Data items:
┏━━
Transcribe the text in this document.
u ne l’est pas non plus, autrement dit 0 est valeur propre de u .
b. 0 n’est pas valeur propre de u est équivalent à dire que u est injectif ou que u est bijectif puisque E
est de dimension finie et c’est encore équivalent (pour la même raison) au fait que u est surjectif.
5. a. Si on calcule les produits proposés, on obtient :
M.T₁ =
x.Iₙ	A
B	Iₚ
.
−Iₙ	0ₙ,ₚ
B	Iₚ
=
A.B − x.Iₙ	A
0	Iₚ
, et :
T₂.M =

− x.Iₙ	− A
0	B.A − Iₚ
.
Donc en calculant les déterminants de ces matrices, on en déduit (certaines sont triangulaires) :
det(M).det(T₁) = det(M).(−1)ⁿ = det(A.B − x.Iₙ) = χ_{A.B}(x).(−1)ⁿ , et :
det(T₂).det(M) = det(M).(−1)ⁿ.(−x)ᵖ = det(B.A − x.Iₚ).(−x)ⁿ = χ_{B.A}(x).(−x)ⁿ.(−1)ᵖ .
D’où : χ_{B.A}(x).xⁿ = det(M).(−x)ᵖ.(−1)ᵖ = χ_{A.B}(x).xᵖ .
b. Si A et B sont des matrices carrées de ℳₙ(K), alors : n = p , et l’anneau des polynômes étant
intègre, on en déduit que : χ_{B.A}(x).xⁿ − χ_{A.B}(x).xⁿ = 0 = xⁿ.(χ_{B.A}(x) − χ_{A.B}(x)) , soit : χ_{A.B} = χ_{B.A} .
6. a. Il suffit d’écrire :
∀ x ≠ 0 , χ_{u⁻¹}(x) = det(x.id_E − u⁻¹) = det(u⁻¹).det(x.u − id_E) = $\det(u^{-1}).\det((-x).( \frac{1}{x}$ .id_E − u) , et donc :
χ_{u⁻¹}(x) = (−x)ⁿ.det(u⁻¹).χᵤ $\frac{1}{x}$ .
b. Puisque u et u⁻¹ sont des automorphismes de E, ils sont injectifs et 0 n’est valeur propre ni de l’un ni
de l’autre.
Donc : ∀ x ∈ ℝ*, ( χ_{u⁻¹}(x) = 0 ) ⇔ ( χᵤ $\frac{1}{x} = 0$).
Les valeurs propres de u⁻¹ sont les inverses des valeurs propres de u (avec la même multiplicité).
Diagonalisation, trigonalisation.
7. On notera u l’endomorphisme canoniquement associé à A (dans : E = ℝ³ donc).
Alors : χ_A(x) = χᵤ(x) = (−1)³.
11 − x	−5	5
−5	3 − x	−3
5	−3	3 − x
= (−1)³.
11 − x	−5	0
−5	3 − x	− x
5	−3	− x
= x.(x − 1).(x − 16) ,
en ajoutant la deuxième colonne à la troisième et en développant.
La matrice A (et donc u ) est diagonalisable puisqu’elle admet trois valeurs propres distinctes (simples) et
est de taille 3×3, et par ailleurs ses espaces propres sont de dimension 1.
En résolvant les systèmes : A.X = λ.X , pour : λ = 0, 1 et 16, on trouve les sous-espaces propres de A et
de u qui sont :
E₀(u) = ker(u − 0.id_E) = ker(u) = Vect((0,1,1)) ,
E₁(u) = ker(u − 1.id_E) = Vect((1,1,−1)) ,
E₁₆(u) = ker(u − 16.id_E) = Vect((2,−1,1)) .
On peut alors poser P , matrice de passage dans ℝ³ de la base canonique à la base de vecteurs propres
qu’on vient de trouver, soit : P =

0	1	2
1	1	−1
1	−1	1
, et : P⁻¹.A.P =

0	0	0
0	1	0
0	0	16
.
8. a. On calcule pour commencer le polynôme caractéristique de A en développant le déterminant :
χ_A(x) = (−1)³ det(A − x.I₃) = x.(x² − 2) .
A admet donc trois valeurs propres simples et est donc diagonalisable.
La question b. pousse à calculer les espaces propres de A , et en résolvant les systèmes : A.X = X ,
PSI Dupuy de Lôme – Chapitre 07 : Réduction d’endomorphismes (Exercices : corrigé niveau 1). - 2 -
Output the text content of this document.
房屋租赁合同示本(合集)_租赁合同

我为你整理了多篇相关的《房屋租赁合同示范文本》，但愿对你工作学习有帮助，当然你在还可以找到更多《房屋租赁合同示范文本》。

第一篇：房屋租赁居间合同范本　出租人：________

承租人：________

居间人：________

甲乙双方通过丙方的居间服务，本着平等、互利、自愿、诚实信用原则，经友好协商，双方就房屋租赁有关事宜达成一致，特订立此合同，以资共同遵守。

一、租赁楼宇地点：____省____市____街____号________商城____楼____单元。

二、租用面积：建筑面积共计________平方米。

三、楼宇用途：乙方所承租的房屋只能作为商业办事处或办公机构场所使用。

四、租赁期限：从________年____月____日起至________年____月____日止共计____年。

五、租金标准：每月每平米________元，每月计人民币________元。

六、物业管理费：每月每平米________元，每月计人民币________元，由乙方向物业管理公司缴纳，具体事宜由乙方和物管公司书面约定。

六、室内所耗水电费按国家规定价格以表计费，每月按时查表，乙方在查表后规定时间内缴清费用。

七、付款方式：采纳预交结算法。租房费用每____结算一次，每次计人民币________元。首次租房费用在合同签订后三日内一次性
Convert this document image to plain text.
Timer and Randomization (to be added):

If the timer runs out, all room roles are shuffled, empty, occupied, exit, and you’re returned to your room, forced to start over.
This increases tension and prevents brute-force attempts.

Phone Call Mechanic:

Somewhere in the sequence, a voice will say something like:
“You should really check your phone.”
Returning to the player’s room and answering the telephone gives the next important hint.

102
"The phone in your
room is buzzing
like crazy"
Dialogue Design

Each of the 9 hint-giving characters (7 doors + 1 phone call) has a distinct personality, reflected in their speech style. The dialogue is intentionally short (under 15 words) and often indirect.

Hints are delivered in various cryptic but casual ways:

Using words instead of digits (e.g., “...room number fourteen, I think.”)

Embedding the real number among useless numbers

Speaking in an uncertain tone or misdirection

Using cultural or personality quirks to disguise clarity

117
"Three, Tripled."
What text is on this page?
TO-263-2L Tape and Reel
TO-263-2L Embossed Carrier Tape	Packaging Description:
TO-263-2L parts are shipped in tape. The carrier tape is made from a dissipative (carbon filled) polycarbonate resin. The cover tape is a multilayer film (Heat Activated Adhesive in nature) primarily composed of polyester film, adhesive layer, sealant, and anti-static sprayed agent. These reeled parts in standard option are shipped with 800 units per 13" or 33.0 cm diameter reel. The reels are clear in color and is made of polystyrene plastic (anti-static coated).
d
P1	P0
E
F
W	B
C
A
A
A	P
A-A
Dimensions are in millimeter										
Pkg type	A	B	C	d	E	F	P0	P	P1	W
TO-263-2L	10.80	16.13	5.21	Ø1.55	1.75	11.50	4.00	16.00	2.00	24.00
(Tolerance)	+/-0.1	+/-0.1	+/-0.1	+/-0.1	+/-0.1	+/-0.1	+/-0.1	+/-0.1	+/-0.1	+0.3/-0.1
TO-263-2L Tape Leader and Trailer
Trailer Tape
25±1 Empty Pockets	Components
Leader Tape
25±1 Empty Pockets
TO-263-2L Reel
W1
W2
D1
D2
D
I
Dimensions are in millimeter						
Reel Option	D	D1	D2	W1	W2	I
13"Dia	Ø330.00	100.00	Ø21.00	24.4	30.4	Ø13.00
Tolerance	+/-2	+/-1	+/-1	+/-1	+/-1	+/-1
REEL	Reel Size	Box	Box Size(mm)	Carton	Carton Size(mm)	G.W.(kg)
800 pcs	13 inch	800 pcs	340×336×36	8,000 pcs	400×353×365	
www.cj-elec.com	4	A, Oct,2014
┗━━
Retype the whole listing above exactly.

Output
Transcribe the text in this document.
u ne l’est pas non plus, autrement dit 0 est valeur propre de u .
b. 0 n’est pas valeur propre de u est équivalent à dire que u est injectif ou que u est bijectif puisque E
est de dimension finie et c’est encore équivalent (pour la même raison) au fait que u est surjectif.
5. a. Si on calcule les produits proposés, on obtient :
M.T₁ =
x.Iₙ	A
B	Iₚ
.
−Iₙ	0ₙ,ₚ
B	Iₚ
=
A.B − x.Iₙ	A
0	Iₚ
, et :
T₂.M =

− x.Iₙ	− A
0	B.A − Iₚ
.
Donc en calculant les déterminants de ces matrices, on en déduit (certaines sont triangulaires) :
det(M).det(T₁) = det(M).(−1)ⁿ = det(A.B − x.Iₙ) = χ_{A.B}(x).(−1)ⁿ , et :
det(T₂).det(M) = det(M).(−1)ⁿ.(−x)ᵖ = det(B.A − x.Iₚ).(−x)ⁿ = χ_{B.A}(x).(−x)ⁿ.(−1)ᵖ .
D’où : χ_{B.A}(x).xⁿ = det(M).(−x)ᵖ.(−1)ᵖ = χ_{A.B}(x).xᵖ .
b. Si A et B sont des matrices carrées de ℳₙ(K), alors : n = p , et l’anneau des polynômes étant
intègre, on en déduit que : χ_{B.A}(x).xⁿ − χ_{A.B}(x).xⁿ = 0 = xⁿ.(χ_{B.A}(x) − χ_{A.B}(x)) , soit : χ_{A.B} = χ_{B.A} .
6. a. Il suffit d’écrire :
∀ x ≠ 0 , χ_{u⁻¹}(x) = det(x.id_E − u⁻¹) = det(u⁻¹).det(x.u − id_E) = $\det(u^{-1}).\det((-x).( \frac{1}{x}$ .id_E − u) , et donc :
χ_{u⁻¹}(x) = (−x)ⁿ.det(u⁻¹).χᵤ $\frac{1}{x}$ .
b. Puisque u et u⁻¹ sont des automorphismes de E, ils sont injectifs et 0 n’est valeur propre ni de l’un ni
de l’autre.
Donc : ∀ x ∈ ℝ*, ( χ_{u⁻¹}(x) = 0 ) ⇔ ( χᵤ $\frac{1}{x} = 0$).
Les valeurs propres de u⁻¹ sont les inverses des valeurs propres de u (avec la même multiplicité).
Diagonalisation, trigonalisation.
7. On notera u l’endomorphisme canoniquement associé à A (dans : E = ℝ³ donc).
Alors : χ_A(x) = χᵤ(x) = (−1)³.
11 − x	−5	5
−5	3 − x	−3
5	−3	3 − x
= (−1)³.
11 − x	−5	0
−5	3 − x	− x
5	−3	− x
= x.(x − 1).(x − 16) ,
en ajoutant la deuxième colonne à la troisième et en développant.
La matrice A (et donc u ) est diagonalisable puisqu’elle admet trois valeurs propres distinctes (simples) et
est de taille 3×3, et par ailleurs ses espaces propres sont de dimension 1.
En résolvant les systèmes : A.X = λ.X , pour : λ = 0, 1 et 16, on trouve les sous-espaces propres de A et
de u qui sont :
E₀(u) = ker(u − 0.id_E) = ker(u) = Vect((0,1,1)) ,
E₁(u) = ker(u − 1.id_E) = Vect((1,1,−1)) ,
E₁₆(u) = ker(u − 16.id_E) = Vect((2,−1,1)) .
On peut alors poser P , matrice de passage dans ℝ³ de la base canonique à la base de vecteurs propres
qu’on vient de trouver, soit : P =

0	1	2
1	1	−1
1	−1	1
, et : P⁻¹.A.P =

0	0	0
0	1	0
0	0	16
.
8. a. On calcule pour commencer le polynôme caractéristique de A en développant le déterminant :
χ_A(x) = (−1)³ det(A − x.I₃) = x.(x² − 2) .
A admet donc trois valeurs propres simples et est donc diagonalisable.
La question b. pousse à calculer les espaces propres de A , et en résolvant les systèmes : A.X = X ,
PSI Dupuy de Lôme – Chapitre 07 : Réduction d’endomorphismes (Exercices : corrigé niveau 1). - 2 -
Output the text content of this document.
房屋租赁合同示本(合集)_租赁合同

我为你整理了多篇相关的《房屋租赁合同示范文本》，但愿对你工作学习有帮助，当然你在还可以找到更多《房屋租赁合同示范文本》。

第一篇：房屋租赁居间合同范本　出租人：________

承租人：________

居间人：________

甲乙双方通过丙方的居间服务，本着平等、互利、自愿、诚实信用原则，经友好协商，双方就房屋租赁有关事宜达成一致，特订立此合同，以资共同遵守。

一、租赁楼宇地点：____省____市____街____号________商城____楼____单元。

二、租用面积：建筑面积共计________平方米。

三、楼宇用途：乙方所承租的房屋只能作为商业办事处或办公机构场所使用。

四、租赁期限：从________年____月____日起至________年____月____日止共计____年。

五、租金标准：每月每平米________元，每月计人民币________元。

六、物业管理费：每月每平米________元，每月计人民币________元，由乙方向物业管理公司缴纳，具体事宜由乙方和物管公司书面约定。

六、室内所耗水电费按国家规定价格以表计费，每月按时查表，乙方在查表后规定时间内缴清费用。

七、付款方式：采纳预交结算法。租房费用每____结算一次，每次计人民币________元。首次租房费用在合同签订后三日内一次性
Convert this document image to plain text.
Timer and Randomization (to be added):

If the timer runs out, all room roles are shuffled, empty, occupied, exit, and you’re returned to your room, forced to start over.
This increases tension and prevents brute-force attempts.

Phone Call Mechanic:

Somewhere in the sequence, a voice will say something like:
“You should really check your phone.”
Returning to the player’s room and answering the telephone gives the next important hint.

102
"The phone in your
room is buzzing
like crazy"
Dialogue Design

Each of the 9 hint-giving characters (7 doors + 1 phone call) has a distinct personality, reflected in their speech style. The dialogue is intentionally short (under 15 words) and often indirect.

Hints are delivered in various cryptic but casual ways:

Using words instead of digits (e.g., “...room number fourteen, I think.”)

Embedding the real number among useless numbers

Speaking in an uncertain tone or misdirection

Using cultural or personality quirks to disguise clarity

117
"Three, Tripled."
What text is on this page?
TO-263-2L Tape and Reel
TO-263-2L Embossed Carrier Tape	Packaging Description:
TO-263-2L parts are shipped in tape. The carrier tape is made from a dissipative (carbon filled) polycarbonate resin. The cover tape is a multilayer film (Heat Activated Adhesive in nature) primarily composed of polyester film, adhesive layer, sealant, and anti-static sprayed agent. These reeled parts in standard option are shipped with 800 units per 13" or 33.0 cm diameter reel. The reels are clear in color and is made of polystyrene plastic (anti-static coated).
d
P1	P0
E
F
W	B
C
A
A
A	P
A-A
Dimensions are in millimeter										
Pkg type	A	B	C	d	E	F	P0	P	P1	W
TO-263-2L	10.80	16.13	5.21	Ø1.55	1.75	11.50	4.00	16.00	2.00	24.00
(Tolerance)	+/-0.1	+/-0.1	+/-0.1	+/-0.1	+/-0.1	+/-0.1	+/-0.1	+/-0.1	+/-0.1	+0.3/-0.1
TO-263-2L Tape Leader and Trailer
Trailer Tape
25±1 Empty Pockets	Components
Leader Tape
25±1 Empty Pockets
TO-263-2L Reel
W1
W2
D1
D2
D
I
Dimensions are in millimeter						
Reel Option	D	D1	D2	W1	W2	I
13"Dia	Ø330.00	100.00	Ø21.00	24.4	30.4	Ø13.00
Tolerance	+/-2	+/-1	+/-1	+/-1	+/-1	+/-1
REEL	Reel Size	Box	Box Size(mm)	Carton	Carton Size(mm)	G.W.(kg)
800 pcs	13 inch	800 pcs	340×336×36	8,000 pcs	400×353×365	
www.cj-elec.com	4	A, Oct,2014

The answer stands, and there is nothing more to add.